--- DATA ROWS ---

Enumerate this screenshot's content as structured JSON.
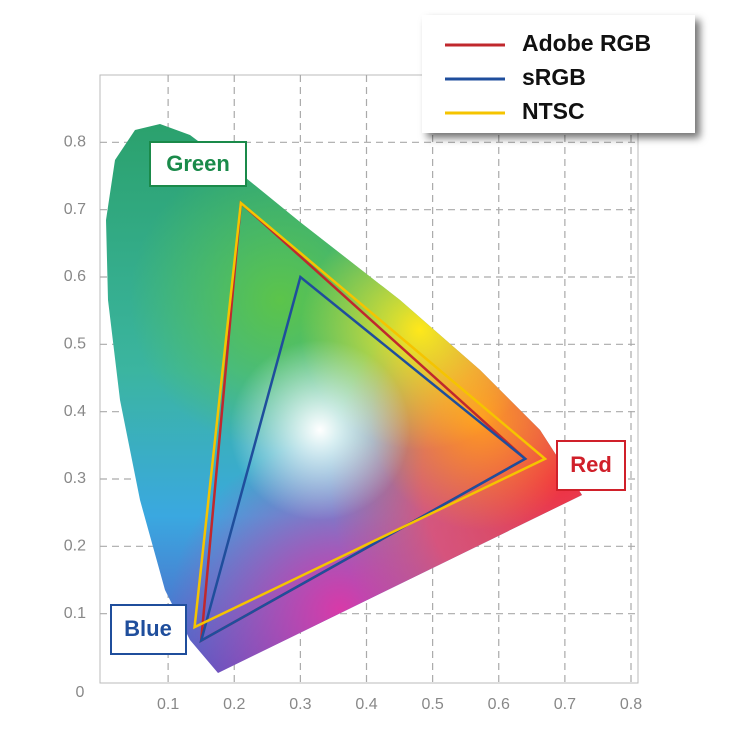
{
  "chart_data": {
    "type": "gamut",
    "xlim": [
      0,
      0.8
    ],
    "ylim": [
      0,
      0.9
    ],
    "xticks": [
      0,
      0.1,
      0.2,
      0.3,
      0.4,
      0.5,
      0.6,
      0.7,
      0.8
    ],
    "yticks": [
      0.1,
      0.2,
      0.3,
      0.4,
      0.5,
      0.6,
      0.7,
      0.8
    ],
    "grid": true,
    "legend": "upper right",
    "series": [
      {
        "name": "Adobe RGB",
        "color": "#c0282d",
        "x": [
          0.64,
          0.21,
          0.15
        ],
        "values": [
          0.33,
          0.71,
          0.06
        ]
      },
      {
        "name": "sRGB",
        "color": "#1f4e9c",
        "x": [
          0.64,
          0.3,
          0.15
        ],
        "values": [
          0.33,
          0.6,
          0.06
        ]
      },
      {
        "name": "NTSC",
        "color": "#f5c400",
        "x": [
          0.67,
          0.21,
          0.14
        ],
        "values": [
          0.33,
          0.71,
          0.08
        ]
      }
    ],
    "annotations": [
      {
        "text": "Green",
        "color": "#1a8a4a"
      },
      {
        "text": "Red",
        "color": "#d0202a"
      },
      {
        "text": "Blue",
        "color": "#1f4e9c"
      }
    ]
  }
}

---

WRITTEN REQUEST — Every line of the material is to be quoted exactly, with no pictures carried over.

CORRECT ANSWER —
Enumerate this screenshot's content as structured JSON.
{
  "chart_data": {
    "type": "gamut",
    "xlim": [
      0,
      0.8
    ],
    "ylim": [
      0,
      0.9
    ],
    "xticks": [
      0,
      0.1,
      0.2,
      0.3,
      0.4,
      0.5,
      0.6,
      0.7,
      0.8
    ],
    "yticks": [
      0.1,
      0.2,
      0.3,
      0.4,
      0.5,
      0.6,
      0.7,
      0.8
    ],
    "grid": true,
    "legend": "upper right",
    "series": [
      {
        "name": "Adobe RGB",
        "color": "#c0282d",
        "x": [
          0.64,
          0.21,
          0.15
        ],
        "values": [
          0.33,
          0.71,
          0.06
        ]
      },
      {
        "name": "sRGB",
        "color": "#1f4e9c",
        "x": [
          0.64,
          0.3,
          0.15
        ],
        "values": [
          0.33,
          0.6,
          0.06
        ]
      },
      {
        "name": "NTSC",
        "color": "#f5c400",
        "x": [
          0.67,
          0.21,
          0.14
        ],
        "values": [
          0.33,
          0.71,
          0.08
        ]
      }
    ],
    "annotations": [
      {
        "text": "Green",
        "color": "#1a8a4a"
      },
      {
        "text": "Red",
        "color": "#d0202a"
      },
      {
        "text": "Blue",
        "color": "#1f4e9c"
      }
    ]
  }
}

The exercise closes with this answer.